→ TASK OBJECTIVE:
Locate and copy all lines bearing the word "this".
━━━━━ INPUT ━━━━━
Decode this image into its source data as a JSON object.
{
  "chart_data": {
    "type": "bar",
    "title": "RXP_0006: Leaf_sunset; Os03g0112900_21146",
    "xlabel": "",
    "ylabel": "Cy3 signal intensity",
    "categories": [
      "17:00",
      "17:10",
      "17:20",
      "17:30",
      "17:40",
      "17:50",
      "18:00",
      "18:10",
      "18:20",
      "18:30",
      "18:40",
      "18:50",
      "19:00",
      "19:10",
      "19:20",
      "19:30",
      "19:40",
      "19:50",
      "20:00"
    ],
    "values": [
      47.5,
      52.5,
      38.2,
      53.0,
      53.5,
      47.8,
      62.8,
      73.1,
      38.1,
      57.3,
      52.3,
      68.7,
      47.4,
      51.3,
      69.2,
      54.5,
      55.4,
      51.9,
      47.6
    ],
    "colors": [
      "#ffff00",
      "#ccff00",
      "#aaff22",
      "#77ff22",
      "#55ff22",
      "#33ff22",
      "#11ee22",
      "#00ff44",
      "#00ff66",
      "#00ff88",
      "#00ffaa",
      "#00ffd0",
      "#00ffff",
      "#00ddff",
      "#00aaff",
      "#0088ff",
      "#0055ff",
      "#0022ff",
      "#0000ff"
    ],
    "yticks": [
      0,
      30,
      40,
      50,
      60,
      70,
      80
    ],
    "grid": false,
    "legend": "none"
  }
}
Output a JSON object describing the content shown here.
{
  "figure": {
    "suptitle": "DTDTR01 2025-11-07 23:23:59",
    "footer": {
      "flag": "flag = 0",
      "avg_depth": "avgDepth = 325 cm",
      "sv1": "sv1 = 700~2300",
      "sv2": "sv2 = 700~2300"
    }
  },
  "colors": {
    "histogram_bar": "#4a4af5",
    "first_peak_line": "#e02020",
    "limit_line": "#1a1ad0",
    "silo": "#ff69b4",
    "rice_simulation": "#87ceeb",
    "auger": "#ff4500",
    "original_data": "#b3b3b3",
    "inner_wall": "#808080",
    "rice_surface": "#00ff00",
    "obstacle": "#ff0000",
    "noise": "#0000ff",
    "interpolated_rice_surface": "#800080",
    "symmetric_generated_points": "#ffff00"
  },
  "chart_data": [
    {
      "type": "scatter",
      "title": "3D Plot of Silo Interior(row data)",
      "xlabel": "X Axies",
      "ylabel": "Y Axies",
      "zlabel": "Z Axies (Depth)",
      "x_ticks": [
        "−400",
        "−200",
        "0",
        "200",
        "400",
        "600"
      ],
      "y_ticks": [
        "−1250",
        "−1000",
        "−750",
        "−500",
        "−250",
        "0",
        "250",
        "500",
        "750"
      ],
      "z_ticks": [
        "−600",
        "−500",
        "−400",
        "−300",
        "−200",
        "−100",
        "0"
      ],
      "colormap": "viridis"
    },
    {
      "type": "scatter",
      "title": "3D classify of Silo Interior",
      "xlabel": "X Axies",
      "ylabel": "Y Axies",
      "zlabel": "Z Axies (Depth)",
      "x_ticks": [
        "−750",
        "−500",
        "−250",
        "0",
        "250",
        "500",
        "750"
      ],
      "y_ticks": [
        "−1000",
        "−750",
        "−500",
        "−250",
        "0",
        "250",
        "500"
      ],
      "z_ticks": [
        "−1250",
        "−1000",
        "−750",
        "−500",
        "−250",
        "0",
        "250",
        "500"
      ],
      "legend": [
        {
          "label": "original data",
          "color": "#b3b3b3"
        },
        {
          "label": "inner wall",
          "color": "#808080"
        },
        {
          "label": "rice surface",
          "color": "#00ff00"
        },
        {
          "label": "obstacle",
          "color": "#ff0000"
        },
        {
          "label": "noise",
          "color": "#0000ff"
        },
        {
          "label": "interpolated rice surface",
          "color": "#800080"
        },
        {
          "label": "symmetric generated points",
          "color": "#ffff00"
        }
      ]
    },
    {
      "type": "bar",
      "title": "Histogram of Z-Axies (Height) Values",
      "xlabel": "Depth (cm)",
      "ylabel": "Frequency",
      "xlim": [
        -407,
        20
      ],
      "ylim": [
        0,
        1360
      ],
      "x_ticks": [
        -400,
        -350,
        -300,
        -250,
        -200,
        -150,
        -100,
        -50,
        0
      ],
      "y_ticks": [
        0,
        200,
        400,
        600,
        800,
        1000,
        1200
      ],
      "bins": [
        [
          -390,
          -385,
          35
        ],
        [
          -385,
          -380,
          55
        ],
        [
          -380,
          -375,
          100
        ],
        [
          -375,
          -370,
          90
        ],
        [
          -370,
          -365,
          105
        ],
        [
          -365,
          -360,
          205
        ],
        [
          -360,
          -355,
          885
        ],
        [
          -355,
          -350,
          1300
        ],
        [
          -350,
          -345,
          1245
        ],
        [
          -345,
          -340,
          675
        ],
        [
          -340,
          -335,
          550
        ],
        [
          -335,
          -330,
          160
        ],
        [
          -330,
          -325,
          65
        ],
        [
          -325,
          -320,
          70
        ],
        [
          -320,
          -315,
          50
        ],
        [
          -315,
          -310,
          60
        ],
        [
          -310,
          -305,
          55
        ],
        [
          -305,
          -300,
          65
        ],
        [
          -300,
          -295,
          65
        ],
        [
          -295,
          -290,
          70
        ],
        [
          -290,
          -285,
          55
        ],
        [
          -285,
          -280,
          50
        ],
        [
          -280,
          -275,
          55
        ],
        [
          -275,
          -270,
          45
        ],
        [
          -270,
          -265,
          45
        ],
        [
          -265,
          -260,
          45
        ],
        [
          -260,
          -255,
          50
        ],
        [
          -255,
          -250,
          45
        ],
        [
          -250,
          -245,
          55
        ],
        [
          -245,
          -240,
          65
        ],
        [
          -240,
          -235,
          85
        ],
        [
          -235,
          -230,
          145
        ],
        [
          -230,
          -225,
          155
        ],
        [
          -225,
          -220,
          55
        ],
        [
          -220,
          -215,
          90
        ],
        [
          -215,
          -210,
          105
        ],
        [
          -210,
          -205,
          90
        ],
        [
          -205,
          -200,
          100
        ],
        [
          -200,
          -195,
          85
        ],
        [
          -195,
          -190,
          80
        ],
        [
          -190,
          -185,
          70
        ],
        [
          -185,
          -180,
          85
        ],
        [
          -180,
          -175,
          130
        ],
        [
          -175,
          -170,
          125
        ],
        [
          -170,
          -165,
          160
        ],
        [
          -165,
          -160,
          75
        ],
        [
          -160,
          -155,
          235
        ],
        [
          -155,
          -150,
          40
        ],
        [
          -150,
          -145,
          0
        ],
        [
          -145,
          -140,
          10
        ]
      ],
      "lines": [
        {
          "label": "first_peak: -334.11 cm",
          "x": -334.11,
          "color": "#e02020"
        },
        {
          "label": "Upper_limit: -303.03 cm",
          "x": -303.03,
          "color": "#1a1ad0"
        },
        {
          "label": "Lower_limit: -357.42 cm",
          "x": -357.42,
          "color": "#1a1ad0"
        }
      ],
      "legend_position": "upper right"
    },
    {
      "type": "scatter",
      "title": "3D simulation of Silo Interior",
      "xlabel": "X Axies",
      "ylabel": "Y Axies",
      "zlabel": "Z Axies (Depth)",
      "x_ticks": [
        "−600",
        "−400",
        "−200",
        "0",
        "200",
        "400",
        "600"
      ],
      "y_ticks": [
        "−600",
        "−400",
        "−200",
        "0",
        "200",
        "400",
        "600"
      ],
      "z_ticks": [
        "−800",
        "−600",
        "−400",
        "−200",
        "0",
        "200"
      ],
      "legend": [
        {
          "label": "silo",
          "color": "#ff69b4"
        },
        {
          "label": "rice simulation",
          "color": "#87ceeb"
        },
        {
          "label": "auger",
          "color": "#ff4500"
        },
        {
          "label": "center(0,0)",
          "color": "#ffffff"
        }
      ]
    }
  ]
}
━━━━━
━━━━━ INPUT ━━━━━
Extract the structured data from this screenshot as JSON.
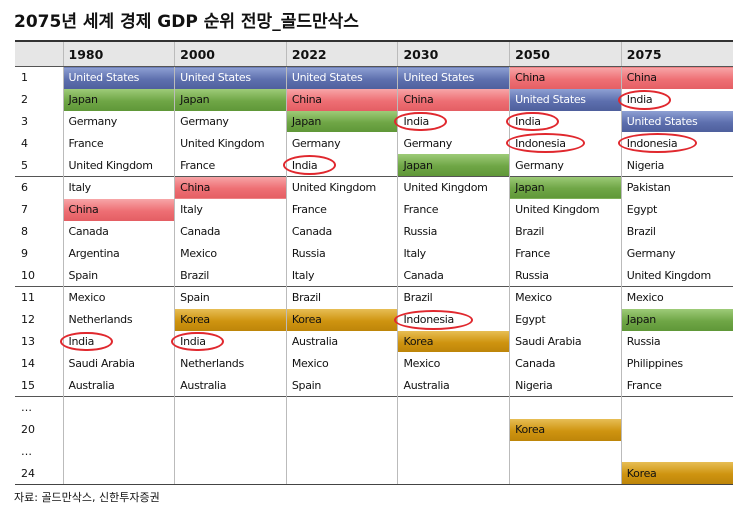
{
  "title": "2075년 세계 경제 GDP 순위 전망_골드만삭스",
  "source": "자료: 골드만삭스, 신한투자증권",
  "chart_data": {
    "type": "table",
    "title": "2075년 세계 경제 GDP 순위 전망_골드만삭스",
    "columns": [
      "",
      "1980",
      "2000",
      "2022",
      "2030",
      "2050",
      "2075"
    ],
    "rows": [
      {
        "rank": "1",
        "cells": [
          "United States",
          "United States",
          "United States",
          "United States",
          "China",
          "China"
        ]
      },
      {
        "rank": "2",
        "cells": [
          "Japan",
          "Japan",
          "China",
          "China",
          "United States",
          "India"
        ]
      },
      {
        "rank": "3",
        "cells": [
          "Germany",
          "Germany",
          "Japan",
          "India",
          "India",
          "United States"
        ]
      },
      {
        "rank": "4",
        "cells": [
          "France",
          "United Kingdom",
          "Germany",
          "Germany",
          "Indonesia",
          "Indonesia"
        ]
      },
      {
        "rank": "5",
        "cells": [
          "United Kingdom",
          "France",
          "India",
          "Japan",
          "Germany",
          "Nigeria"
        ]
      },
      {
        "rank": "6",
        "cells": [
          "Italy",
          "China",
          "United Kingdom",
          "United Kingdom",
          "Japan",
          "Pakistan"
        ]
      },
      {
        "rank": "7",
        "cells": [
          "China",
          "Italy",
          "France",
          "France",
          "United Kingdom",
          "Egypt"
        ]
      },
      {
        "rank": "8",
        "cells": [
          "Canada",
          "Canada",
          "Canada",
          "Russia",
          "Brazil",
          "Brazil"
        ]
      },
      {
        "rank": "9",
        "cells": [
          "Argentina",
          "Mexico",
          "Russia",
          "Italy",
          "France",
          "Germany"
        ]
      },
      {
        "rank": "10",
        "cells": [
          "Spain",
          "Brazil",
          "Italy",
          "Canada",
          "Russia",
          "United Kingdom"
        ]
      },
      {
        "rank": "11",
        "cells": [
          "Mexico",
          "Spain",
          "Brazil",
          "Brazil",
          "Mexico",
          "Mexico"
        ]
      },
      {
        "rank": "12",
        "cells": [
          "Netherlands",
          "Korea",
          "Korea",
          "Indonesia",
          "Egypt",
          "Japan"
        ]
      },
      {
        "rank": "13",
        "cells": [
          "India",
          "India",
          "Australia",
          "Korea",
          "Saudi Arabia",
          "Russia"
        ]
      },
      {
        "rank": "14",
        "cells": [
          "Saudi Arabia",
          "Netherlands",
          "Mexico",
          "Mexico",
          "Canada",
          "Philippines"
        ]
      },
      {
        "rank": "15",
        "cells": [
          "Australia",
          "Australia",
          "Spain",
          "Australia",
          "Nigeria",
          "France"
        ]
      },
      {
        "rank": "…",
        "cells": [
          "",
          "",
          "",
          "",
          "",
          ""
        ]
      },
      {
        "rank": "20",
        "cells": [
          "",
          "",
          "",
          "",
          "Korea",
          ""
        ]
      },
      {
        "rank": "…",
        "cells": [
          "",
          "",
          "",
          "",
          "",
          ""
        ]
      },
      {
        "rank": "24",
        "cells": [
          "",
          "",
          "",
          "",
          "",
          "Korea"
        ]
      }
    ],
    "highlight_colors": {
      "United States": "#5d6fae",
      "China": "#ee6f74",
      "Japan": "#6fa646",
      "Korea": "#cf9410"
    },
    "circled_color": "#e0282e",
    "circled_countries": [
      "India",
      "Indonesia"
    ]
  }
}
━━━━━
→ EXPECTED ANSWER:
Decode this image into its source data as a JSON object.
Extract the structured data from this screenshot as JSON.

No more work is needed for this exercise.